_WHAT YOU HAVE TO DO:_ Below is a block of records; reproduce all of them exactly and leave out any pictures.

-- start DATA TO PROCESS --

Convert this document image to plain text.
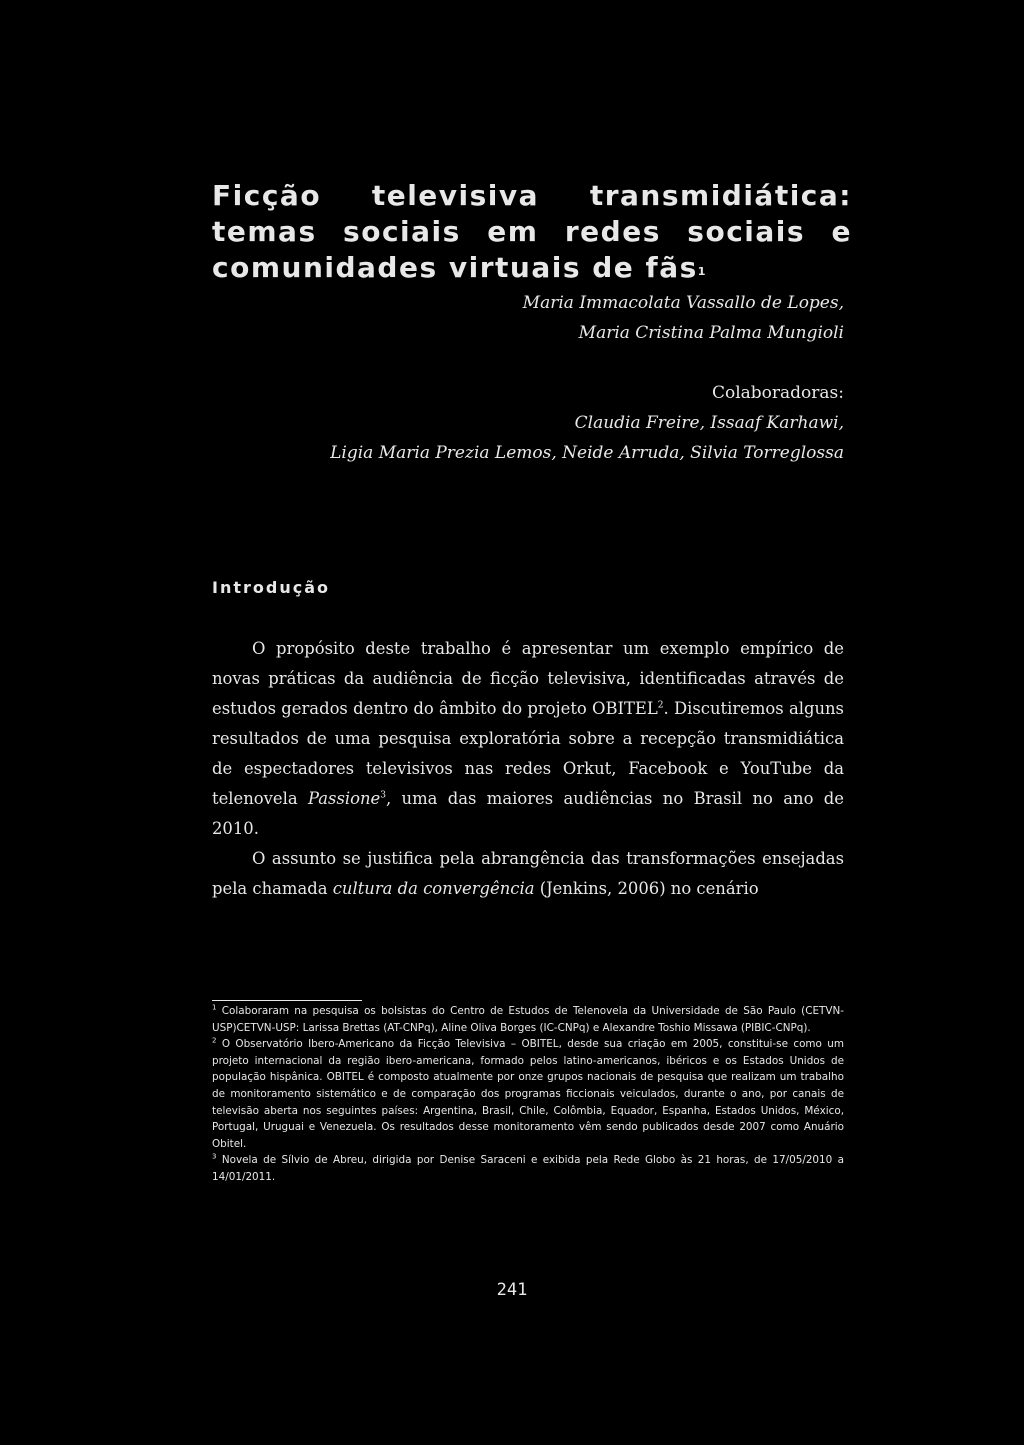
Ficção televisiva transmidiática: temas sociais em redes sociais e comunidades virtuais de fãs$^1$
Maria Immacolata Vassallo de Lopes,
Maria Cristina Palma Mungioli
Colaboradoras:
Claudia Freire, Issaaf Karhawi,
Ligia Maria Prezia Lemos, Neide Arruda, Silvia Torreglossa
Introdução

O propósito deste trabalho é apresentar um exemplo empírico de novas práticas da audiência de ficção televisiva, identificadas através de estudos gerados dentro do âmbito do projeto OBITEL$^2$. Discutiremos alguns resultados de uma pesquisa exploratória sobre a recepção transmidiática de espectadores televisivos nas redes Orkut, Facebook e YouTube da telenovela Passione$^3$, uma das maiores audiências no Brasil no ano de 2010.

O assunto se justifica pela abrangência das transformações ensejadas pela chamada cultura da convergência (Jenkins, 2006) no cenário

$^1$ Colaboraram na pesquisa os bolsistas do Centro de Estudos de Telenovela da Universidade de São Paulo (CETVN-USP)CETVN-USP: Larissa Brettas (AT-CNPq), Aline Oliva Borges (IC-CNPq) e Alexandre Toshio Missawa (PIBIC-CNPq).

$^2$ O Observatório Ibero-Americano da Ficção Televisiva – OBITEL, desde sua criação em 2005, constitui-se como um projeto internacional da região ibero-americana, formado pelos latino-americanos, ibéricos e os Estados Unidos de população hispânica. OBITEL é composto atualmente por onze grupos nacionais de pesquisa que realizam um trabalho de monitoramento sistemático e de comparação dos programas ficcionais veiculados, durante o ano, por canais de televisão aberta nos seguintes países: Argentina, Brasil, Chile, Colômbia, Equador, Espanha, Estados Unidos, México, Portugal, Uruguai e Venezuela. Os resultados desse monitoramento vêm sendo publicados desde 2007 como Anuário Obitel.

$^3$ Novela de Sílvio de Abreu, dirigida por Denise Saraceni e exibida pela Rede Globo às 21 horas, de 17/05/2010 a 14/01/2011.

241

-- end DATA TO PROCESS --

_RESPONSE TO THIS EXERCISE:_
Convert this document image to plain text.
Ficção televisiva transmidiática: temas sociais em redes sociais e comunidades virtuais de fãs$^1$
Maria Immacolata Vassallo de Lopes,
Maria Cristina Palma Mungioli
Colaboradoras:
Claudia Freire, Issaaf Karhawi,
Ligia Maria Prezia Lemos, Neide Arruda, Silvia Torreglossa
Introdução

O propósito deste trabalho é apresentar um exemplo empírico de novas práticas da audiência de ficção televisiva, identificadas através de estudos gerados dentro do âmbito do projeto OBITEL$^2$. Discutiremos alguns resultados de uma pesquisa exploratória sobre a recepção transmidiática de espectadores televisivos nas redes Orkut, Facebook e YouTube da telenovela Passione$^3$, uma das maiores audiências no Brasil no ano de 2010.

O assunto se justifica pela abrangência das transformações ensejadas pela chamada cultura da convergência (Jenkins, 2006) no cenário

$^1$ Colaboraram na pesquisa os bolsistas do Centro de Estudos de Telenovela da Universidade de São Paulo (CETVN-USP)CETVN-USP: Larissa Brettas (AT-CNPq), Aline Oliva Borges (IC-CNPq) e Alexandre Toshio Missawa (PIBIC-CNPq).

$^2$ O Observatório Ibero-Americano da Ficção Televisiva – OBITEL, desde sua criação em 2005, constitui-se como um projeto internacional da região ibero-americana, formado pelos latino-americanos, ibéricos e os Estados Unidos de população hispânica. OBITEL é composto atualmente por onze grupos nacionais de pesquisa que realizam um trabalho de monitoramento sistemático e de comparação dos programas ficcionais veiculados, durante o ano, por canais de televisão aberta nos seguintes países: Argentina, Brasil, Chile, Colômbia, Equador, Espanha, Estados Unidos, México, Portugal, Uruguai e Venezuela. Os resultados desse monitoramento vêm sendo publicados desde 2007 como Anuário Obitel.

$^3$ Novela de Sílvio de Abreu, dirigida por Denise Saraceni e exibida pela Rede Globo às 21 horas, de 17/05/2010 a 14/01/2011.

241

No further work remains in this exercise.